**DATA TO USE:**
────────────────────────────────────────

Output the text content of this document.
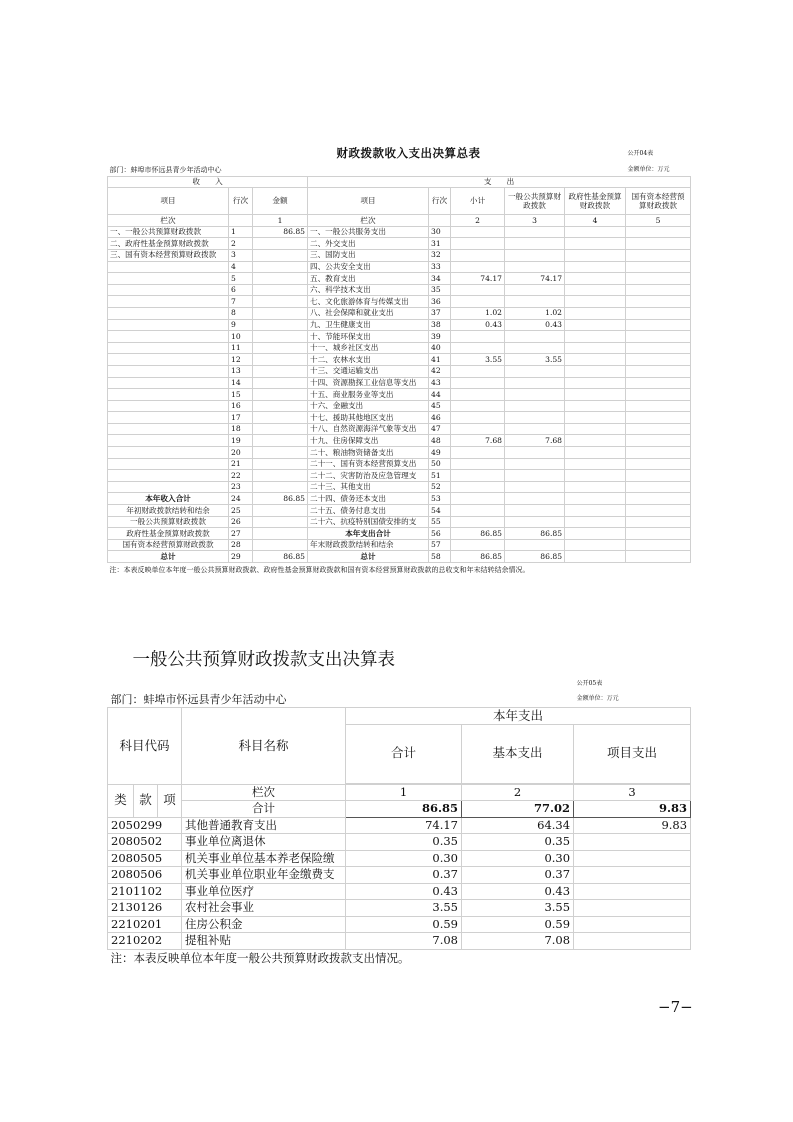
		财政拨款收入支出决算总表						公开04表
部门：蚌埠市怀远县青少年活动中心								金额单位：万元
收　　入			支　　出					
项目	行次	金额	项目	行次	小计	一般公共预算财政拨款	政府性基金预算财政拨款	国有资本经营预算财政拨款
栏次		1	栏次		2	3	4	5
一、一般公共预算财政拨款	1	86.85	一、一般公共服务支出	30				
二、政府性基金预算财政拨款	2		二、外交支出	31				
三、国有资本经营预算财政拨款	3		三、国防支出	32				
	4		四、公共安全支出	33				
	5		五、教育支出	34	74.17	74.17		
	6		六、科学技术支出	35				
	7		七、文化旅游体育与传媒支出	36				
	8		八、社会保障和就业支出	37	1.02	1.02		
	9		九、卫生健康支出	38	0.43	0.43		
	10		十、节能环保支出	39				
	11		十一、城乡社区支出	40				
	12		十二、农林水支出	41	3.55	3.55		
	13		十三、交通运输支出	42				
	14		十四、资源勘探工业信息等支出	43				
	15		十五、商业服务业等支出	44				
	16		十六、金融支出	45				
	17		十七、援助其他地区支出	46				
	18		十八、自然资源海洋气象等支出	47				
	19		十九、住房保障支出	48	7.68	7.68		
	20		二十、粮油物资储备支出	49				
	21		二十一、国有资本经营预算支出	50				
	22		二十二、灾害防治及应急管理支	51				
	23		二十三、其他支出	52				
本年收入合计	24	86.85	二十四、债务还本支出	53				
年初财政拨款结转和结余	25		二十五、债务付息支出	54				
一般公共预算财政拨款	26		二十六、抗疫特别国债安排的支	55				
政府性基金预算财政拨款	27		本年支出合计	56	86.85	86.85		
国有资本经营预算财政拨款	28		年末财政拨款结转和结余	57				
总计	29	86.85	总计	58	86.85	86.85		
注：本表反映单位本年度一般公共预算财政拨款、政府性基金预算财政拨款和国有资本经营预算财政拨款的总收支和年末结转结余情况。								
一般公共预算财政拨款支出决算表						
						公开05表
部门：蚌埠市怀远县青少年活动中心						金额单位：万元
科目代码			科目名称	本年支出		
				合计	基本支出	项目支出

类	款	项	栏次	1	2	3
			合计	86.85	77.02	9.83
2050299			其他普通教育支出	74.17	64.34	9.83
2080502			事业单位离退休	0.35	0.35	
2080505			机关事业单位基本养老保险缴	0.30	0.30	
2080506			机关事业单位职业年金缴费支	0.37	0.37	
2101102			事业单位医疗	0.43	0.43	
2130126			农村社会事业	3.55	3.55	
2210201			住房公积金	0.59	0.59	
2210202			提租补贴	7.08	7.08	
注：本表反映单位本年度一般公共预算财政拨款支出情况。						
−7−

────────────────────────────────────────

**WRITTEN REQUEST:**
Identify all lines in the records above with the word "金额单位".

**EXERCISE SOLUTION:**
部门：蚌埠市怀远县青少年活动中心								金额单位：万元
部门：蚌埠市怀远县青少年活动中心						金额单位：万元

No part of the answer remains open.